Request – Copy out exactly the lines from the line containing "Transcribe this image's" to the end of the listing.

>> start

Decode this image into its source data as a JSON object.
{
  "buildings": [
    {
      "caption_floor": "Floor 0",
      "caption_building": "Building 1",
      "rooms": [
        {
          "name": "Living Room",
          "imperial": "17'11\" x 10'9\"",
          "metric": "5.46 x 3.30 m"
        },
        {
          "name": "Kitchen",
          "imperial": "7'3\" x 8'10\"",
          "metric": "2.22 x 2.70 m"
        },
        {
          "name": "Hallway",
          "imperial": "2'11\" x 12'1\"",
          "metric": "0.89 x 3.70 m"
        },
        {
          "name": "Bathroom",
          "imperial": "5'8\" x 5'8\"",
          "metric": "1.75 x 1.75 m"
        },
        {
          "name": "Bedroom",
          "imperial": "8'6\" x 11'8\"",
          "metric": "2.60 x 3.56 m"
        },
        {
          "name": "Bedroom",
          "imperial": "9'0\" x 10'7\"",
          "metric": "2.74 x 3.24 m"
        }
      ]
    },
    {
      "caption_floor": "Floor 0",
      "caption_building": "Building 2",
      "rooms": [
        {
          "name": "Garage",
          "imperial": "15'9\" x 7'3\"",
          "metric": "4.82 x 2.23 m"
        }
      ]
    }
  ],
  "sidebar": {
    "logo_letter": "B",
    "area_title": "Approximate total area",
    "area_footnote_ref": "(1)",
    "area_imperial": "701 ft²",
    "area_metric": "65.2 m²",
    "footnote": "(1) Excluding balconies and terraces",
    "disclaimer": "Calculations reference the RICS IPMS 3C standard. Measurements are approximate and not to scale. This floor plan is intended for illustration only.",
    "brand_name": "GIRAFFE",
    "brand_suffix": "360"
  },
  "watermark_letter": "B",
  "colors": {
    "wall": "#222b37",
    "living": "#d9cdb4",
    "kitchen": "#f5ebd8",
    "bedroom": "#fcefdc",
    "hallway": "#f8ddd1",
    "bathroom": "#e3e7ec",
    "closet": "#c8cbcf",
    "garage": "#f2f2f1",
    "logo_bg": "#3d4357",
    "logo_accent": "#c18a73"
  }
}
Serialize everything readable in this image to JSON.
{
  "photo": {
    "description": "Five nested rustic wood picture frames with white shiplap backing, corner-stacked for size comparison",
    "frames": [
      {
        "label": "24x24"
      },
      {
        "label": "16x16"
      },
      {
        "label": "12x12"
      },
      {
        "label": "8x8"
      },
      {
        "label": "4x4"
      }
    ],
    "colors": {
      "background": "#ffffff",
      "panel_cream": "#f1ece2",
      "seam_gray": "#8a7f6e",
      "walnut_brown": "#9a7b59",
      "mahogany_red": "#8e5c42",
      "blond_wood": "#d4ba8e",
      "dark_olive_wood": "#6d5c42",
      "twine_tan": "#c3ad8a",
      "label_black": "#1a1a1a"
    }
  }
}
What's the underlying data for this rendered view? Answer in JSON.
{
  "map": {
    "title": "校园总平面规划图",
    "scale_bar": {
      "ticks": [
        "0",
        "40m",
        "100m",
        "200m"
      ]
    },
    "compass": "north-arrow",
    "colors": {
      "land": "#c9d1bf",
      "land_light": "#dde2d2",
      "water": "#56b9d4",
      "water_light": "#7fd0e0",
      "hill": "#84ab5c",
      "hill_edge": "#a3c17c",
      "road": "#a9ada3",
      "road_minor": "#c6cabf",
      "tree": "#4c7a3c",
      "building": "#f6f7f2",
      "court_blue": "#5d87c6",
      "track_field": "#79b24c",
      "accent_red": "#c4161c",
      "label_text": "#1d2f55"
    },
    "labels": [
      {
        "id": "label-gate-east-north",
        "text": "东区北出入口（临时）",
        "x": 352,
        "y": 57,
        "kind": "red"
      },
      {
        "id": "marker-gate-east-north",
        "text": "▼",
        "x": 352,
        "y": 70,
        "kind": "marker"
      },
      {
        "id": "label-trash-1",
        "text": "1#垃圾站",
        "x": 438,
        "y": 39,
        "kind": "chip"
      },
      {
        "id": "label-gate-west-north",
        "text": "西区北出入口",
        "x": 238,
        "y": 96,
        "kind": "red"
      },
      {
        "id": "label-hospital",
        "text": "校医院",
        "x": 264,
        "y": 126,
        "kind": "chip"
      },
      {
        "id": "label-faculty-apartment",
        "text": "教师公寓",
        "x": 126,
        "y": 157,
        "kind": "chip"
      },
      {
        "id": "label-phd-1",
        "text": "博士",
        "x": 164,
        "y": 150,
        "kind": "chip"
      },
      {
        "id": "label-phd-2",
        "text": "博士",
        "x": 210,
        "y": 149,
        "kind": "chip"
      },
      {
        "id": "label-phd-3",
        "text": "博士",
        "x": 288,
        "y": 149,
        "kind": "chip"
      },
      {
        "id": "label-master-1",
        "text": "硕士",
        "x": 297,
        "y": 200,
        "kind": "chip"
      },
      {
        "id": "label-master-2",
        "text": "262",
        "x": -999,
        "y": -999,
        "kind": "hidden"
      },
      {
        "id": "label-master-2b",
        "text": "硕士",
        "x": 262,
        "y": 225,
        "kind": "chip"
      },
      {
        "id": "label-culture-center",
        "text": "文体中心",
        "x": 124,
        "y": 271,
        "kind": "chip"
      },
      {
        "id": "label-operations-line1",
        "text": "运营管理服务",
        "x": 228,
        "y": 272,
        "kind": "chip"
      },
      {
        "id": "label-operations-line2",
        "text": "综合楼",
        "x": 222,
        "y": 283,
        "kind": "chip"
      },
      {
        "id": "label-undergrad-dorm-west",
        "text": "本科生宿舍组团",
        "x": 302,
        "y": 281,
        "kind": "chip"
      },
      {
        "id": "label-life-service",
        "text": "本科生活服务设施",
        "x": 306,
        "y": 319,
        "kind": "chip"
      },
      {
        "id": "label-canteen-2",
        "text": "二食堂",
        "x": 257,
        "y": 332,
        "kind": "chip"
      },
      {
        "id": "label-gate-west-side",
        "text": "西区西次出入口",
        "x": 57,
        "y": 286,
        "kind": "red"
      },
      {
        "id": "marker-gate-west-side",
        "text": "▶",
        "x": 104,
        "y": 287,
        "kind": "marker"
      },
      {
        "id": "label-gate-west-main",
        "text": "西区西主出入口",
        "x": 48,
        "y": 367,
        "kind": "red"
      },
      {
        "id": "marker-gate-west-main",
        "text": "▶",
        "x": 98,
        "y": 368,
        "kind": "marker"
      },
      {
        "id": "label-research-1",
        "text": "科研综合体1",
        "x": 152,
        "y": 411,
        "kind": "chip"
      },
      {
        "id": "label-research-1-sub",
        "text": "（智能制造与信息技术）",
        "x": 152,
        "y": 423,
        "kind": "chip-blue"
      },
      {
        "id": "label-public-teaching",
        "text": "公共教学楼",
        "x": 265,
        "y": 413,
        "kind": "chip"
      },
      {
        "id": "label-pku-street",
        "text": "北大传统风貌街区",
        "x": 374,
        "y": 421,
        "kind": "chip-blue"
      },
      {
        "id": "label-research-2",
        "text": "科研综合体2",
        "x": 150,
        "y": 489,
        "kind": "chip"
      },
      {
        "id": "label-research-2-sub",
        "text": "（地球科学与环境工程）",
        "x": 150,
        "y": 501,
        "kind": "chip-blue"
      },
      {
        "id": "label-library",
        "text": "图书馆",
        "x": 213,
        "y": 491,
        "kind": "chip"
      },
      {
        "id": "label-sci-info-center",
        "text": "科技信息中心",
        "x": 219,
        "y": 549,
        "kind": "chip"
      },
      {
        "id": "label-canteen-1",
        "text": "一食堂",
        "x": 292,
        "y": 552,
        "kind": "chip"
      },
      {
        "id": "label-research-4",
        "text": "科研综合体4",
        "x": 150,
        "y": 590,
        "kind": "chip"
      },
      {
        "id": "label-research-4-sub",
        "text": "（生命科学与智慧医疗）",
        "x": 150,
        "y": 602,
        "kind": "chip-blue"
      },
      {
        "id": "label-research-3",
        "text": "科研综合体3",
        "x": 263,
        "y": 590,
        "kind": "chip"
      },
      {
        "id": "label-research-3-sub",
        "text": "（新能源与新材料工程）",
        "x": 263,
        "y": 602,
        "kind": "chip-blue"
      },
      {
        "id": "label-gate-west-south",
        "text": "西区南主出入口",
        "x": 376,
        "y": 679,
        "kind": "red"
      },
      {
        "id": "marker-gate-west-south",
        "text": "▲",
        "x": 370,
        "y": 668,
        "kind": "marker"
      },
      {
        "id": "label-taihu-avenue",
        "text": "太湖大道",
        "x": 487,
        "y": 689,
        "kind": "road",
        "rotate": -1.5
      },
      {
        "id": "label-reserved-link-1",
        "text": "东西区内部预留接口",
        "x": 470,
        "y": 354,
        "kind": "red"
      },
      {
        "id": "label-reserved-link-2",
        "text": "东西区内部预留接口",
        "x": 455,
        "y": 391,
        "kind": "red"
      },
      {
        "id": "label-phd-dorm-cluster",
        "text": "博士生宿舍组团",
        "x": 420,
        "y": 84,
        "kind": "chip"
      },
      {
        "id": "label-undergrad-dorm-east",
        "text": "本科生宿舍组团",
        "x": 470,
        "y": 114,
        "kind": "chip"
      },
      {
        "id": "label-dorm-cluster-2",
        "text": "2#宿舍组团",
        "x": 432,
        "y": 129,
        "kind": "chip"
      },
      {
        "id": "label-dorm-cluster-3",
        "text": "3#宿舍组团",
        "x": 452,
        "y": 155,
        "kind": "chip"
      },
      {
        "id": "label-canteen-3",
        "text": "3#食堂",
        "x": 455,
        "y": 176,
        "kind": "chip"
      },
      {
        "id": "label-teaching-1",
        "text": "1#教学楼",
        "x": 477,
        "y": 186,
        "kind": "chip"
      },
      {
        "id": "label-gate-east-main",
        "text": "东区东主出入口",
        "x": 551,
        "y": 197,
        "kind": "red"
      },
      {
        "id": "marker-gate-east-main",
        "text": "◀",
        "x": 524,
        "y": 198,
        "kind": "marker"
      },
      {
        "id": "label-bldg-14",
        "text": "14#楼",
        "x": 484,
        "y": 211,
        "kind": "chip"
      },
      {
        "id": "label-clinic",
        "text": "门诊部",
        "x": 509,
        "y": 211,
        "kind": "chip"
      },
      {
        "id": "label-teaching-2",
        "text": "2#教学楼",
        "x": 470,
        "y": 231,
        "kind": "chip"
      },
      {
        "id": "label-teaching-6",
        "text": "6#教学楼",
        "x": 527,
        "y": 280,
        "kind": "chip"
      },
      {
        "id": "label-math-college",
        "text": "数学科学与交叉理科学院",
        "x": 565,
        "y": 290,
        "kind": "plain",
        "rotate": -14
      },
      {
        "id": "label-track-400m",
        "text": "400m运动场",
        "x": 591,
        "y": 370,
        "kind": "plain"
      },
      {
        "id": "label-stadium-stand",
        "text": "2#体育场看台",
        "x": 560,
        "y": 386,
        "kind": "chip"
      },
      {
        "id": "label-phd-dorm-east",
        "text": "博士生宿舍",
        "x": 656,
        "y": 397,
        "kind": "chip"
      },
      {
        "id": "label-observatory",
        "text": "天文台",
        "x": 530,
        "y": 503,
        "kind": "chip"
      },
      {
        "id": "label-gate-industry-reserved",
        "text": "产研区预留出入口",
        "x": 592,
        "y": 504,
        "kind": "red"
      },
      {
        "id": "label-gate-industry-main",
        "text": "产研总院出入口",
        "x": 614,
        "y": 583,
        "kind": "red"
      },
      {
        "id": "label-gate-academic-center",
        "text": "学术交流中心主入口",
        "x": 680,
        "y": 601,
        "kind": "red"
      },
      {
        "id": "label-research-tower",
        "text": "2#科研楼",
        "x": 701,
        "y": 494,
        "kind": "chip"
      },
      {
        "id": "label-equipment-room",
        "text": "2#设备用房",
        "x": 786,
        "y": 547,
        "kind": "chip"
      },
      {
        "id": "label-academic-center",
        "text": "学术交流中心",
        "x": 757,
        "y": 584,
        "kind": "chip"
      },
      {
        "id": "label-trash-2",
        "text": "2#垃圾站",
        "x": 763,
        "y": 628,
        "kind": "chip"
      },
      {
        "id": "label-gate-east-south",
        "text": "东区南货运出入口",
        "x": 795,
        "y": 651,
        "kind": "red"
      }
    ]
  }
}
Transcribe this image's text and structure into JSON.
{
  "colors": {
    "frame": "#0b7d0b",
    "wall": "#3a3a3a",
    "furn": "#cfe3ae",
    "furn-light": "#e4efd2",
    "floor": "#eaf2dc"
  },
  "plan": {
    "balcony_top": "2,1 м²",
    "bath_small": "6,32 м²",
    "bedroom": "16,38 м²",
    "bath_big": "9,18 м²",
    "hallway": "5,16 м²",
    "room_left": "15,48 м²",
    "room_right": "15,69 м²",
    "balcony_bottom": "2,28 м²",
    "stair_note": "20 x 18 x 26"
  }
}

>> end

Answer to this task –
Transcribe this image's text and structure into JSON.
{
  "colors": {
    "frame": "#0b7d0b",
    "wall": "#3a3a3a",
    "furn": "#cfe3ae",
    "furn-light": "#e4efd2",
    "floor": "#eaf2dc"
  },
  "plan": {
    "balcony_top": "2,1 м²",
    "bath_small": "6,32 м²",
    "bedroom": "16,38 м²",
    "bath_big": "9,18 м²",
    "hallway": "5,16 м²",
    "room_left": "15,48 м²",
    "room_right": "15,69 м²",
    "balcony_bottom": "2,28 м²",
    "stair_note": "20 x 18 x 26"
  }
}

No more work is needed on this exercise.